__Défi__
Pourriez-vous prolonger la discussion sur la photo primée d'un cadavre en Haïti, en reprenant juste après sa dernière phrase ?
====== Article
Un seul, ou à la limite deux, ça ne choquerait pas. Mais en étant plusieurs, c’est comme si ça brisait une sorte d’intimité. Cela fait apparaitre ce nombre comme une sorte de meute de voyeurs.
Comme si, tacitement, il devait pouvoir y avoir une sorte de possibilité de lien interpersonnel, de proximité… bref, une sorte d’intimité entre le sujet et celui qui capture cet instant dans l’existence du sujet (photographe, caméraman, etc.). Ce qui n’est évidemment plus possible avec le nombre : ça devient une masse, une foule, etc. Il n’y a plus de possibilité de relation humaine, d’intimité, avec une foule.
Monsieur Gunthert.
Je ne remets pas en question le fait que vous réfléchissiez sur la photographie et que vous réagissiez sur mes propos sur le site de Télérama concernant cette photographie. Par contre, je ne fait jamais de jugement de valeur sur les personnes. On ne se connaît pas, Monsieur Gunthert, et vous ne connaissez sans doute pas mon travail et encore moins la manière dont je travaille. Donc avant de m’injurier, je vous propose de m’accompagner lors de mon prochain reportage à Gaza, en RDC ou sur un lieu de catastrophe naturel et après avoir passé deux semaines en ma compagnie, je vous permettrai de juger de mon cynisme et de la manière dont depuis plus de 15 ans je travaille sur le terrain. En attendant, je vous laisse à votre branlette intellectuelle. Bien à vous. Frédéric Sautereau.
@Frédéric Sautereau : Sans aller jusqu’à la morale du travelling ni même parler d’éthique, réfléchir à ses pratiques n’est pas donné à tout le monde.
@Frédéric Sautereau: «je ne fait jamais de jugement de valeur sur les personnes»/«je vous laisse à votre branlette intellectuelle.»
Je suppose que vous vous sentirez injurié également si j’observe que vous ne faites pas toujours preuve d’une grande cohérence intellectuelle? L’expression de cynisme professionnel que j’emploie n’est nullement une injure, mais la qualification objective de l’attitude que vous revendiquez dans votre interview. « Haiti, l’autre image qui dérange » est le titre choisi par Télérama – mais on constate en vous lisant que rien ne vous dérange, ni de photographier un cadavre, ni de voir cette image récompensée par un prix, dont vous nous expliquez ensuite qu’il constitue une ressource économique importante pour les professionnels. Bien sûr, si l’on pouvait établir que tous ces traits sont la manifestation d’un sens élevé des valeurs morales, je reconnaitrais volontiers mon erreur.
============
====== Matériel fourni
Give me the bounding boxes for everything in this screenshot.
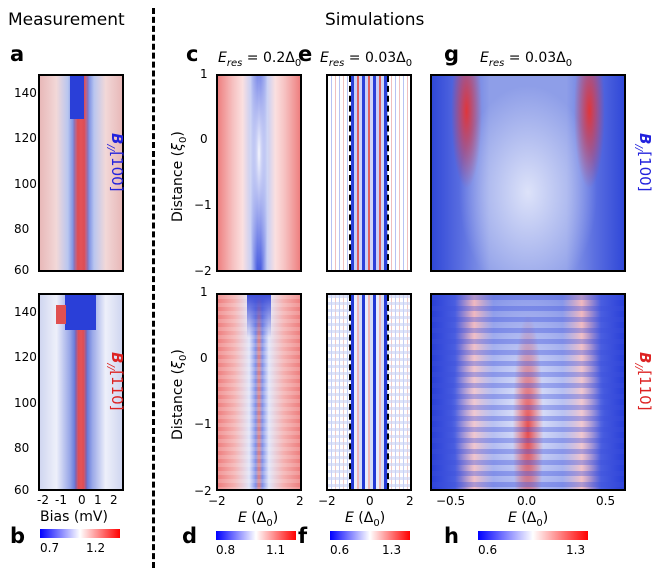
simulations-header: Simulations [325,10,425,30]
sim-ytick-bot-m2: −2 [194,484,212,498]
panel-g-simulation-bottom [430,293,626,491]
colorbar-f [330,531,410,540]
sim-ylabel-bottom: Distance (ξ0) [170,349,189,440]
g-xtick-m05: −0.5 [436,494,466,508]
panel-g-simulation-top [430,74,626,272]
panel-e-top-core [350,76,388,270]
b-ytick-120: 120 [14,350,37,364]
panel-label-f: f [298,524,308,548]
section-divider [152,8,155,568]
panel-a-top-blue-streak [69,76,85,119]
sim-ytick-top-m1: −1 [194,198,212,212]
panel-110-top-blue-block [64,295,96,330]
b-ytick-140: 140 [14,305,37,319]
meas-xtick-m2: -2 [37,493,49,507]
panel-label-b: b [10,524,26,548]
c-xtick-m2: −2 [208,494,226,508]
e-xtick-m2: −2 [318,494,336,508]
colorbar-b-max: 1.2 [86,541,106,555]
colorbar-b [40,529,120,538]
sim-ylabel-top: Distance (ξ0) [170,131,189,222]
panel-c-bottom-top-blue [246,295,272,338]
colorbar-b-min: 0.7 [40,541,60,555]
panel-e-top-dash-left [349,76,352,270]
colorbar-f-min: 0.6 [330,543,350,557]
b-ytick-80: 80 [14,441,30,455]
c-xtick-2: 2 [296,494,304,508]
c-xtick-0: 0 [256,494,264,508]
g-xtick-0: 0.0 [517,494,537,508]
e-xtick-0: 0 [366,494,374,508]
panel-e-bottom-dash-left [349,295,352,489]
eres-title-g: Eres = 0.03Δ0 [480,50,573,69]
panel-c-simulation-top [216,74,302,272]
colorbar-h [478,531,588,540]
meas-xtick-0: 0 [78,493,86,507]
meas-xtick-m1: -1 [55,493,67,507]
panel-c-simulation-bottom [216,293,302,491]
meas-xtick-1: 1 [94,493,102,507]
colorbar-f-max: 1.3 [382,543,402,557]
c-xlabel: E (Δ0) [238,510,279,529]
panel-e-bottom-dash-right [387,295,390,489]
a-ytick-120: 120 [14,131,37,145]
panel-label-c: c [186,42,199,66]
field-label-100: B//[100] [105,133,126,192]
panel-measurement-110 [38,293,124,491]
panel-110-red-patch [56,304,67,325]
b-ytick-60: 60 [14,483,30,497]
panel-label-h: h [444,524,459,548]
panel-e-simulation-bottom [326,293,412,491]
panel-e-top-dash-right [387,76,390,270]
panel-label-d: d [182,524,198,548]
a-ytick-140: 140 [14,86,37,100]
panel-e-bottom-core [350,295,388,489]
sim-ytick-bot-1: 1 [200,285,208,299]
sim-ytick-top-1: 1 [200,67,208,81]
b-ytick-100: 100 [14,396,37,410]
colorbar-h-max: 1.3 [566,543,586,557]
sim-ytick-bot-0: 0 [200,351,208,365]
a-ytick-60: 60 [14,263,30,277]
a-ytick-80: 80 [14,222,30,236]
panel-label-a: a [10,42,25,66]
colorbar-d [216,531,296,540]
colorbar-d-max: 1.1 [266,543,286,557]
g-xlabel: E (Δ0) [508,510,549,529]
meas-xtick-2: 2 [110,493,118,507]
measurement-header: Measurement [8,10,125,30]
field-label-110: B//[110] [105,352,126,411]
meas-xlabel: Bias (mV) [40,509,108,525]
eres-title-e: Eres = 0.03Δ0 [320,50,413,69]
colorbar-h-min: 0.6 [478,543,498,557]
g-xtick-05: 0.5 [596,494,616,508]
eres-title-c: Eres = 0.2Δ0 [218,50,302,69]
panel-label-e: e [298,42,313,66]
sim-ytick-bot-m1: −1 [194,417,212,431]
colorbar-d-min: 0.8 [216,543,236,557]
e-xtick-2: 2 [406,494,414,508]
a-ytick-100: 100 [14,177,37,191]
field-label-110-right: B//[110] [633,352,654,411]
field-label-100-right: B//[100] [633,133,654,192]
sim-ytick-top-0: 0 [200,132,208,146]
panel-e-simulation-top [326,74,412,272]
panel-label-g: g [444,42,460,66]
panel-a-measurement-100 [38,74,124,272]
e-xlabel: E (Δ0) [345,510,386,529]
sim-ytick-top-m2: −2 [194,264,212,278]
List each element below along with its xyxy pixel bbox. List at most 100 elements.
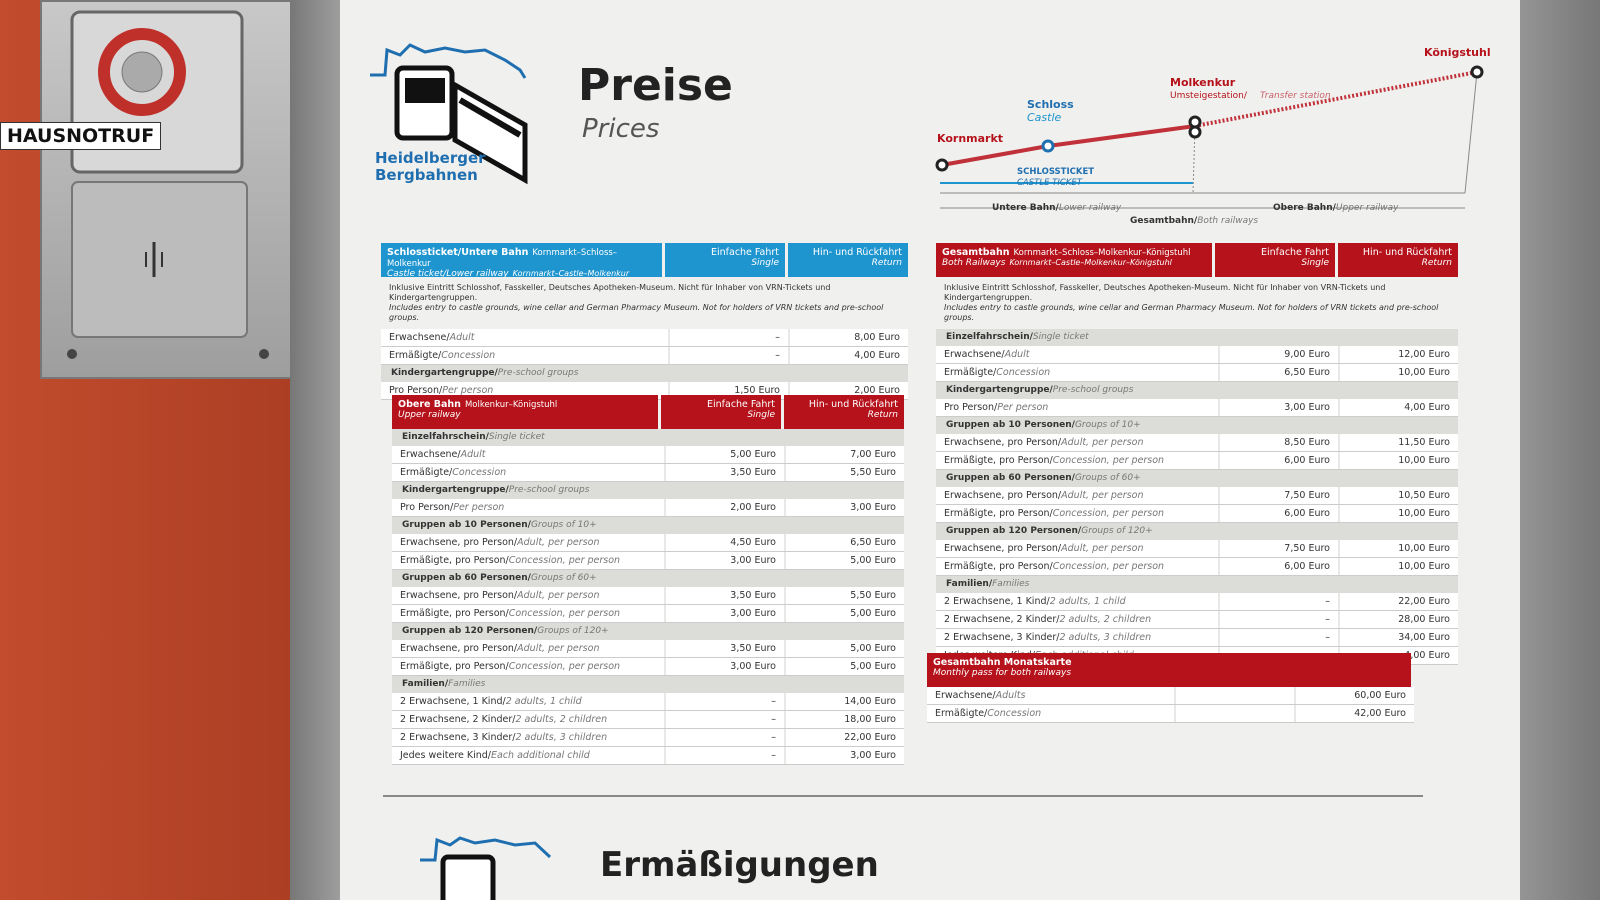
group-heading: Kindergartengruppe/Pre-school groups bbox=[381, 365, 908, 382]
============
__Réponse à l'exercice__
Vous me reprochez de juger sans connaître votre travail (on peut noter que le fait de ne pas connaître le mien ne vous empêche pas de prononcer un jugement dont je laisse mes lecteurs apprécier l’élégance). L’invocation du « terrain » est un réflexe classique chez les professionnels. Cependant, il n’est pas question ici de votre CV, mais d’une intervention publiée, en commentaire du débat que j’évoque ici même (deux jours avant Télérama). Donc, sauf à me laisser le choix entre le silence et l’admiration inconditionnelle du photojournalisme sous toutes ses formes, vous admettrez que je puisse être fondé à discuter ces propos.
Le débat moral à propos du photoreportage est un débat presque aussi vieux que le journalisme, et qui mérite mieux que le mépris et l’ignorance. Plutôt que de balayer, du haut de l’arrogance du « terrain » ou du réalisme économique, le fait que des lecteurs puissent être sincèrement choqués par une image, je pense quant à moi qu’il est utile et important de réfléchir sur ces questions, qui ne sont pas du tout faciles à résoudre. C’est ce type de discussion qu’on trouve sur le blog Prison Photography de Pete Brook, dont les interviews de photoreporters témoignent qu’il existe aussi dans cet univers des nuances, des questionnements éthiques et la notion de limites à ne pas franchir.
Télérama n’a pas eu la main aussi heureuse. Vous me donnez l’occasion de revenir sur votre incroyable calcul: «Au prorata de la population entre Haïti et le Japon, pour avoir un nombre de morts équivalent au Japon, cela aurait donné un bilan de trois millions de morts» (sic). Doit-on comprendre que trente mille morts japonais ne sont pas assez pour justifier qu’on les photographie? A ce compte-là, en effet, le 11 septembre ne méritait pas qu’on montre un cadavre. Avez-vous si peu lu la presse au cours des trente dernières années pour ne pas remarquer qu’il y a bel et bien deux poids, deux mesures dans la représentation des catastrophes, lorsqu’elles affectent les populations des pays développés ou celles du tiers monde? Vous n’êtes pas choqué par la manifestation médiatique du colonialisme ordinaire, en revanche, vous êtes « agacé » par ceux qui pointent le doigt sur cette différence de traitement…
A la réflexion, « cynisme » était un terme plutôt bienveillant pour qualifier votre interview. La fin de votre commentaire, avec le recours au cliché le plus constant de l’anti-intellectualisme, confirme que vous n’hésitez jamais à franchir le pas de la caricature. C’est une indication intéressante pour la relecture de votre oeuvre – mais pas forcément un service que vous rendez à l’image de votre profession.
Monsieur Gunthert,
Vous continuez habilement à caricaturer mes propos.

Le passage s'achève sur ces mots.